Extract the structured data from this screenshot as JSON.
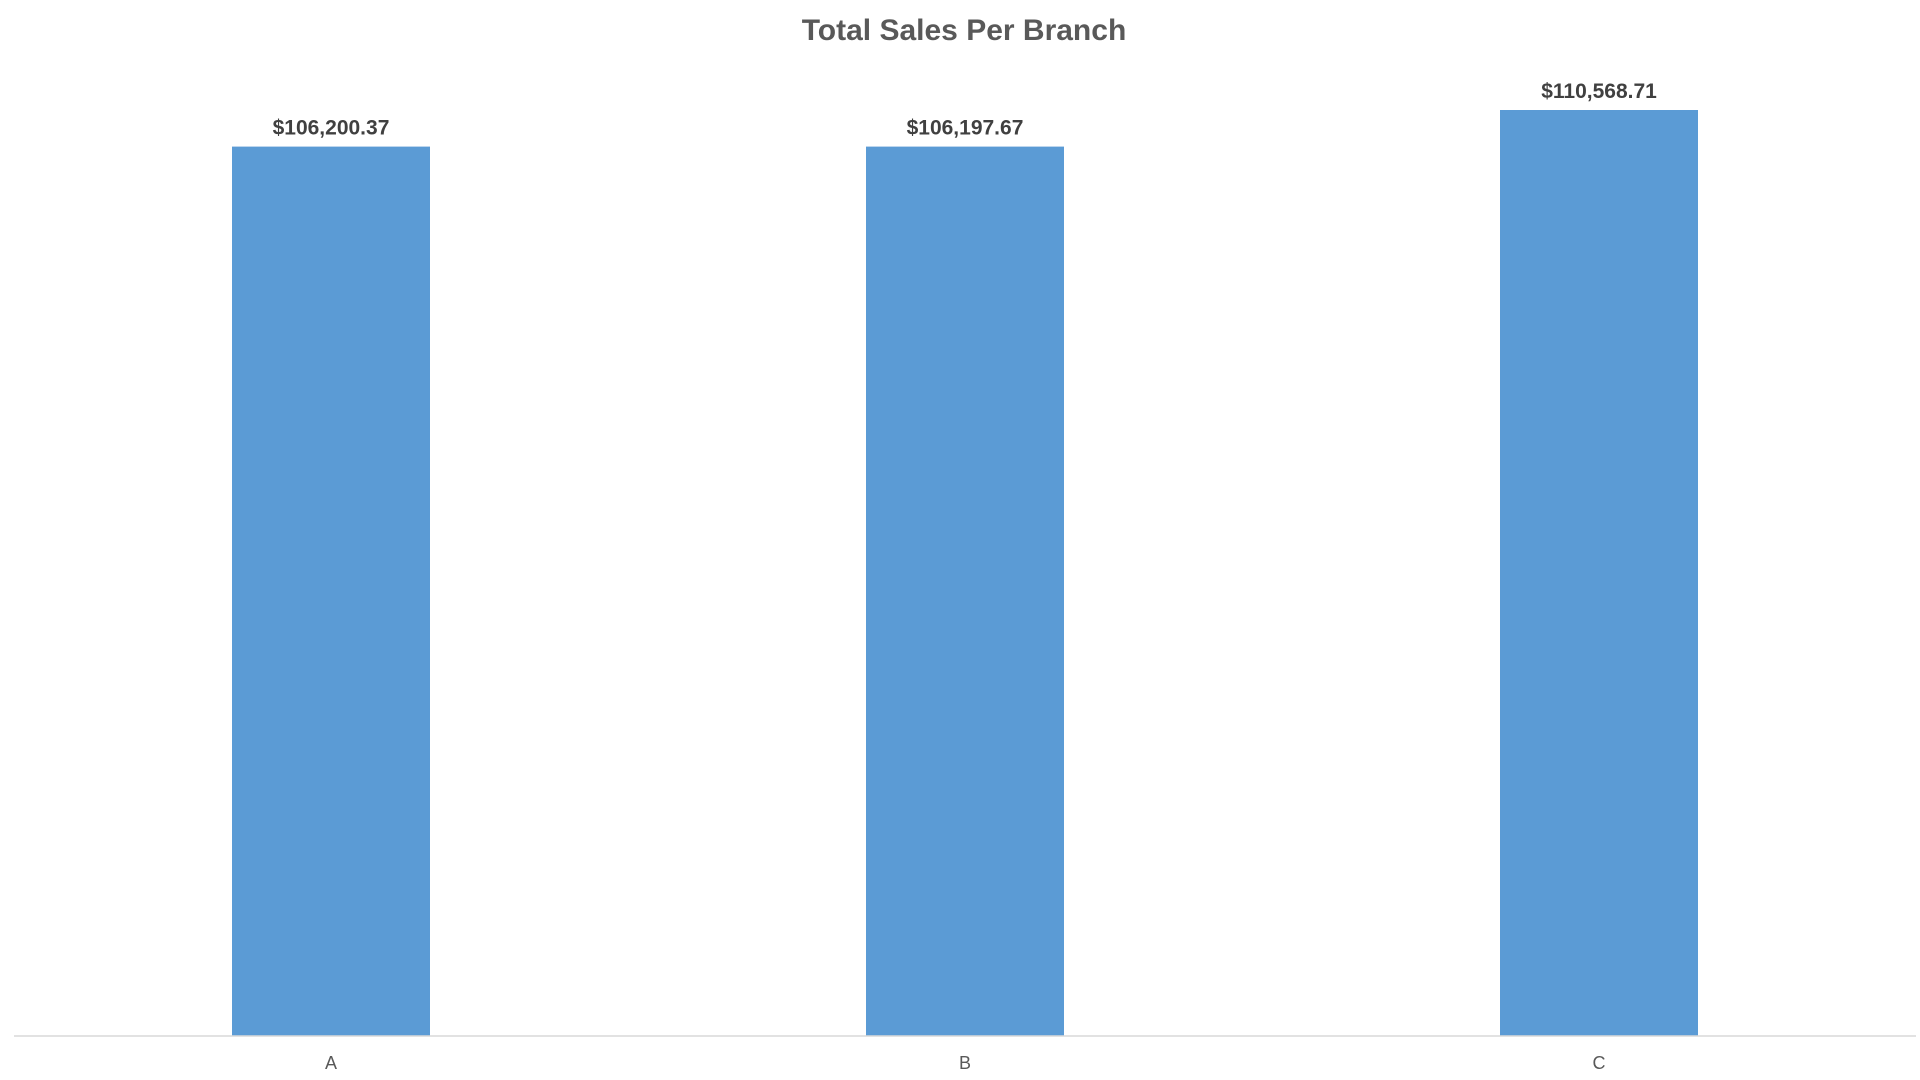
{
  "chart_data": {
    "type": "bar",
    "title": "Total Sales Per Branch",
    "categories": [
      "A",
      "B",
      "C"
    ],
    "values": [
      106200.37,
      106197.67,
      110568.71
    ],
    "data_labels": [
      "$106,200.37",
      "$106,197.67",
      "$110,568.71"
    ],
    "xlabel": "",
    "ylabel": "",
    "ylim": [
      0,
      110568.71
    ],
    "grid": false,
    "legend": "none",
    "bar_color": "#5B9BD5",
    "axis_color": "#D9D9D9"
  }
}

....................

* Instructions to follow *
Every record above should come back exactly, but without its pictures.

* Solution to this task *
Extract the structured data from this screenshot as JSON.
{
  "chart_data": {
    "type": "bar",
    "title": "Total Sales Per Branch",
    "categories": [
      "A",
      "B",
      "C"
    ],
    "values": [
      106200.37,
      106197.67,
      110568.71
    ],
    "data_labels": [
      "$106,200.37",
      "$106,197.67",
      "$110,568.71"
    ],
    "xlabel": "",
    "ylabel": "",
    "ylim": [
      0,
      110568.71
    ],
    "grid": false,
    "legend": "none",
    "bar_color": "#5B9BD5",
    "axis_color": "#D9D9D9"
  }
}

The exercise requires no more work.